Set exercise: Below is a set of records. Repeat all of them exactly.

Data provided:
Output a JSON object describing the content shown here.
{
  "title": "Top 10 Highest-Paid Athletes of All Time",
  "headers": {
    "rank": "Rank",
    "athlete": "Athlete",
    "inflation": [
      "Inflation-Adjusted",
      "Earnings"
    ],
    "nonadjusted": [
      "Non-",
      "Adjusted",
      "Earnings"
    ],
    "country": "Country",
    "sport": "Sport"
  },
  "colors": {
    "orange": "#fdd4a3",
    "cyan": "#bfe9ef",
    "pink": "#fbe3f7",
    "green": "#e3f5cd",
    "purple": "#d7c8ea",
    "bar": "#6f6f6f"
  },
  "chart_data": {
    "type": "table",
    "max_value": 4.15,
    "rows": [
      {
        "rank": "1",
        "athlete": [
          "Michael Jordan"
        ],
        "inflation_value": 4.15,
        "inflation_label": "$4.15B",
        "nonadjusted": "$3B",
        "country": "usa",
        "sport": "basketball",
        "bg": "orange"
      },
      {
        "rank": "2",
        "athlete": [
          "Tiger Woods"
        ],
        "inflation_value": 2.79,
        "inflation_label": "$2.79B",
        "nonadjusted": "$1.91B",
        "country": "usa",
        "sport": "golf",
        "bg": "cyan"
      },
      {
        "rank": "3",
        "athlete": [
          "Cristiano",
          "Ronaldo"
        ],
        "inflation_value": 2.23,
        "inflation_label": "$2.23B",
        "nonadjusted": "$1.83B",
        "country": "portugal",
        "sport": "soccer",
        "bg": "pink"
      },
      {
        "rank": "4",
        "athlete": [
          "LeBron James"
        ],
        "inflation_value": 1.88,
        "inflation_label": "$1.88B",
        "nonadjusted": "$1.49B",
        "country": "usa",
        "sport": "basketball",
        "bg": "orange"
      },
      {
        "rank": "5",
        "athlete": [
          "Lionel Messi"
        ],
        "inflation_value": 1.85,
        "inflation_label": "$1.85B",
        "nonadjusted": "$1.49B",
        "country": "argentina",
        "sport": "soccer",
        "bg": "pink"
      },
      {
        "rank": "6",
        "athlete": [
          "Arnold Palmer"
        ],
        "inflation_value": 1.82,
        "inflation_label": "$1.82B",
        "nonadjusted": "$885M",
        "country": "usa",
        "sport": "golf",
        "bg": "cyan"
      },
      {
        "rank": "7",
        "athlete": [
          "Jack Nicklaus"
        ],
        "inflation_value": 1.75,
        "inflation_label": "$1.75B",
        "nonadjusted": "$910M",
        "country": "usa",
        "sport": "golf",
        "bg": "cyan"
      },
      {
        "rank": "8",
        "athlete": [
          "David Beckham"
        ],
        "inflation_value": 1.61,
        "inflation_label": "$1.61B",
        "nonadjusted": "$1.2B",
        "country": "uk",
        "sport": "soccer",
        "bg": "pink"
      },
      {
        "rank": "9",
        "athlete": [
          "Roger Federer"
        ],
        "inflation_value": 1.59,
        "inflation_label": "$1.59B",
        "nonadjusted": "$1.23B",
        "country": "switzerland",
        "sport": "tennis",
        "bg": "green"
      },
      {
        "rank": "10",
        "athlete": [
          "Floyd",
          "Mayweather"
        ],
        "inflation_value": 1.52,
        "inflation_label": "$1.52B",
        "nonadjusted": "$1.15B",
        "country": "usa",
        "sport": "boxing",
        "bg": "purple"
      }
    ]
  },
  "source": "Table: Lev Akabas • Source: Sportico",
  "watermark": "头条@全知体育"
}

Result of this task:
Output a JSON object describing the content shown here.
{
  "title": "Top 10 Highest-Paid Athletes of All Time",
  "headers": {
    "rank": "Rank",
    "athlete": "Athlete",
    "inflation": [
      "Inflation-Adjusted",
      "Earnings"
    ],
    "nonadjusted": [
      "Non-",
      "Adjusted",
      "Earnings"
    ],
    "country": "Country",
    "sport": "Sport"
  },
  "colors": {
    "orange": "#fdd4a3",
    "cyan": "#bfe9ef",
    "pink": "#fbe3f7",
    "green": "#e3f5cd",
    "purple": "#d7c8ea",
    "bar": "#6f6f6f"
  },
  "chart_data": {
    "type": "table",
    "max_value": 4.15,
    "rows": [
      {
        "rank": "1",
        "athlete": [
          "Michael Jordan"
        ],
        "inflation_value": 4.15,
        "inflation_label": "$4.15B",
        "nonadjusted": "$3B",
        "country": "usa",
        "sport": "basketball",
        "bg": "orange"
      },
      {
        "rank": "2",
        "athlete": [
          "Tiger Woods"
        ],
        "inflation_value": 2.79,
        "inflation_label": "$2.79B",
        "nonadjusted": "$1.91B",
        "country": "usa",
        "sport": "golf",
        "bg": "cyan"
      },
      {
        "rank": "3",
        "athlete": [
          "Cristiano",
          "Ronaldo"
        ],
        "inflation_value": 2.23,
        "inflation_label": "$2.23B",
        "nonadjusted": "$1.83B",
        "country": "portugal",
        "sport": "soccer",
        "bg": "pink"
      },
      {
        "rank": "4",
        "athlete": [
          "LeBron James"
        ],
        "inflation_value": 1.88,
        "inflation_label": "$1.88B",
        "nonadjusted": "$1.49B",
        "country": "usa",
        "sport": "basketball",
        "bg": "orange"
      },
      {
        "rank": "5",
        "athlete": [
          "Lionel Messi"
        ],
        "inflation_value": 1.85,
        "inflation_label": "$1.85B",
        "nonadjusted": "$1.49B",
        "country": "argentina",
        "sport": "soccer",
        "bg": "pink"
      },
      {
        "rank": "6",
        "athlete": [
          "Arnold Palmer"
        ],
        "inflation_value": 1.82,
        "inflation_label": "$1.82B",
        "nonadjusted": "$885M",
        "country": "usa",
        "sport": "golf",
        "bg": "cyan"
      },
      {
        "rank": "7",
        "athlete": [
          "Jack Nicklaus"
        ],
        "inflation_value": 1.75,
        "inflation_label": "$1.75B",
        "nonadjusted": "$910M",
        "country": "usa",
        "sport": "golf",
        "bg": "cyan"
      },
      {
        "rank": "8",
        "athlete": [
          "David Beckham"
        ],
        "inflation_value": 1.61,
        "inflation_label": "$1.61B",
        "nonadjusted": "$1.2B",
        "country": "uk",
        "sport": "soccer",
        "bg": "pink"
      },
      {
        "rank": "9",
        "athlete": [
          "Roger Federer"
        ],
        "inflation_value": 1.59,
        "inflation_label": "$1.59B",
        "nonadjusted": "$1.23B",
        "country": "switzerland",
        "sport": "tennis",
        "bg": "green"
      },
      {
        "rank": "10",
        "athlete": [
          "Floyd",
          "Mayweather"
        ],
        "inflation_value": 1.52,
        "inflation_label": "$1.52B",
        "nonadjusted": "$1.15B",
        "country": "usa",
        "sport": "boxing",
        "bg": "purple"
      }
    ]
  },
  "source": "Table: Lev Akabas • Source: Sportico",
  "watermark": "头条@全知体育"
}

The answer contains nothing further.